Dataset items
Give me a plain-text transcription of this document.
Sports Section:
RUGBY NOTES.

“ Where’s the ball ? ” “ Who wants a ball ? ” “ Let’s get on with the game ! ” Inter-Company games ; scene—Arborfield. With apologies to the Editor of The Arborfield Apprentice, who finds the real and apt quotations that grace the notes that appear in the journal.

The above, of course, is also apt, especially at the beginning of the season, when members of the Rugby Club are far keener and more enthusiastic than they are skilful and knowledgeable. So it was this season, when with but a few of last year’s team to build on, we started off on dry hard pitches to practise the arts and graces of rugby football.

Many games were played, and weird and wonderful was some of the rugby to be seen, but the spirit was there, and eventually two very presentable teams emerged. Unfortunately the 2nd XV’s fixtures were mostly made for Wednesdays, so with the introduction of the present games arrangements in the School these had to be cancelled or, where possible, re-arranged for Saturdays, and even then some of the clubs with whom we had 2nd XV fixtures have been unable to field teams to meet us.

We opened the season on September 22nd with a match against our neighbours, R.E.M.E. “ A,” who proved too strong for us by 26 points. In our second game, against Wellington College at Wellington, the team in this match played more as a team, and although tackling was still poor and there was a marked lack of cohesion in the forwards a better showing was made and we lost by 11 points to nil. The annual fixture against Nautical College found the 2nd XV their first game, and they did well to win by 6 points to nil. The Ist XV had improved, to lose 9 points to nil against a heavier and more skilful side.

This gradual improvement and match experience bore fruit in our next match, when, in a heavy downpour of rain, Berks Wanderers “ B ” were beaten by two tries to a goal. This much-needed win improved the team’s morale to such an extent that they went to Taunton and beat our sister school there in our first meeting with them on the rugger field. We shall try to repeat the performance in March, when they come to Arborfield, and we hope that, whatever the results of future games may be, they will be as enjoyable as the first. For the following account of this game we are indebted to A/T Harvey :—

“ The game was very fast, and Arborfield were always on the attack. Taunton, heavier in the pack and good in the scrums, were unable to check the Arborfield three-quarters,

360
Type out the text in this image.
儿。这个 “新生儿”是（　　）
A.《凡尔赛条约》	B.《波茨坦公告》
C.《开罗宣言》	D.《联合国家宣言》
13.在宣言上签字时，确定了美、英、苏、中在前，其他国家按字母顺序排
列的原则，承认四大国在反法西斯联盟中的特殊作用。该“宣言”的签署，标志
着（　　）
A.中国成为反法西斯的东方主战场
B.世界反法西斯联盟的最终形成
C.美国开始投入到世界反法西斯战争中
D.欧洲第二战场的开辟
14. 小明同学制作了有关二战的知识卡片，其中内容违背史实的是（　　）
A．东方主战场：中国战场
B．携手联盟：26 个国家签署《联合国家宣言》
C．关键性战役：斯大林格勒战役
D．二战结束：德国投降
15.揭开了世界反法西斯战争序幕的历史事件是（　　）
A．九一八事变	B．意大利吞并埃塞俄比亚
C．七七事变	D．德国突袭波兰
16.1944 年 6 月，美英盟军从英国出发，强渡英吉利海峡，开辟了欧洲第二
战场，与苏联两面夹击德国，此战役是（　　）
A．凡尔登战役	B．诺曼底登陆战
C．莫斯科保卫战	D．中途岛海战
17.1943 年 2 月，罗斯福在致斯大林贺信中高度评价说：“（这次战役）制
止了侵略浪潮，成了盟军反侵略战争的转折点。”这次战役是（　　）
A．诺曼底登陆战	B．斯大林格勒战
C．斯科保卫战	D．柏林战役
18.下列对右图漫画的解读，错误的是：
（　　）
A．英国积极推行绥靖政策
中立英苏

▶ Task directions
Go through the material above and copy each line that has the word "Arborfield".

▶ Result of this exercise
“ Where’s the ball ? ” “ Who wants a ball ? ” “ Let’s get on with the game ! ” Inter-Company games ; scene—Arborfield. With apologies to the Editor of The Arborfield Apprentice, who finds the real and apt quotations that grace the notes that appear in the journal.
This gradual improvement and match experience bore fruit in our next match, when, in a heavy downpour of rain, Berks Wanderers “ B ” were beaten by two tries to a goal. This much-needed win improved the team’s morale to such an extent that they went to Taunton and beat our sister school there in our first meeting with them on the rugger field. We shall try to repeat the performance in March, when they come to Arborfield, and we hope that, whatever the results of future games may be, they will be as enjoyable as the first. For the following account of this game we are indebted to A/T Harvey :—
“ The game was very fast, and Arborfield were always on the attack. Taunton, heavier in the pack and good in the scrums, were unable to check the Arborfield three-quarters,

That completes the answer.